[start of DATA SHOWN]

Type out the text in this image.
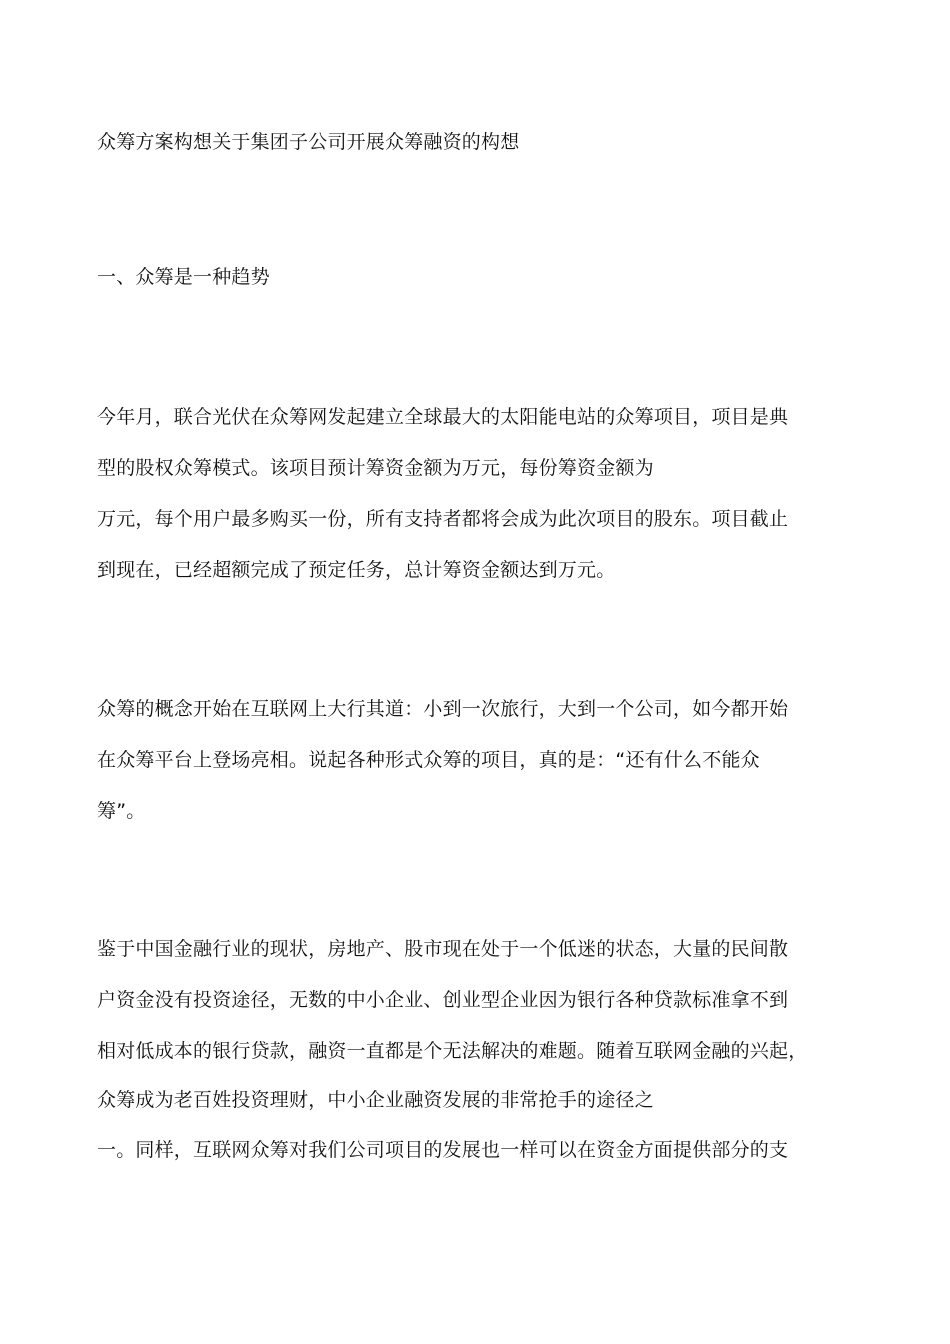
众筹方案构想关于集团子公司开展众筹融资的构想
一、众筹是一种趋势
今年月，联合光伏在众筹网发起建立全球最大的太阳能电站的众筹项目，项目是典
型的股权众筹模式。该项目预计筹资金额为万元，每份筹资金额为
万元，每个用户最多购买一份，所有支持者都将会成为此次项目的股东。项目截止
到现在，已经超额完成了预定任务，总计筹资金额达到万元。
众筹的概念开始在互联网上大行其道：小到一次旅行，大到一个公司，如今都开始
在众筹平台上登场亮相。说起各种形式众筹的项目，真的是：“还有什么不能众
筹”。
鉴于中国金融行业的现状，房地产、股市现在处于一个低迷的状态，大量的民间散
户资金没有投资途径，无数的中小企业、创业型企业因为银行各种贷款标准拿不到
相对低成本的银行贷款，融资一直都是个无法解决的难题。随着互联网金融的兴起，
众筹成为老百姓投资理财，中小企业融资发展的非常抢手的途径之
一。同样，互联网众筹对我们公司项目的发展也一样可以在资金方面提供部分的支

[end of DATA SHOWN]

WORK TO COMPLETE => Extract the full listing exactly, with the pictures left out.

RESULT FOR THIS TASK =>
Type out the text in this image.
众筹方案构想关于集团子公司开展众筹融资的构想
一、众筹是一种趋势
今年月，联合光伏在众筹网发起建立全球最大的太阳能电站的众筹项目，项目是典
型的股权众筹模式。该项目预计筹资金额为万元，每份筹资金额为
万元，每个用户最多购买一份，所有支持者都将会成为此次项目的股东。项目截止
到现在，已经超额完成了预定任务，总计筹资金额达到万元。
众筹的概念开始在互联网上大行其道：小到一次旅行，大到一个公司，如今都开始
在众筹平台上登场亮相。说起各种形式众筹的项目，真的是：“还有什么不能众
筹”。
鉴于中国金融行业的现状，房地产、股市现在处于一个低迷的状态，大量的民间散
户资金没有投资途径，无数的中小企业、创业型企业因为银行各种贷款标准拿不到
相对低成本的银行贷款，融资一直都是个无法解决的难题。随着互联网金融的兴起，
众筹成为老百姓投资理财，中小企业融资发展的非常抢手的途径之
一。同样，互联网众筹对我们公司项目的发展也一样可以在资金方面提供部分的支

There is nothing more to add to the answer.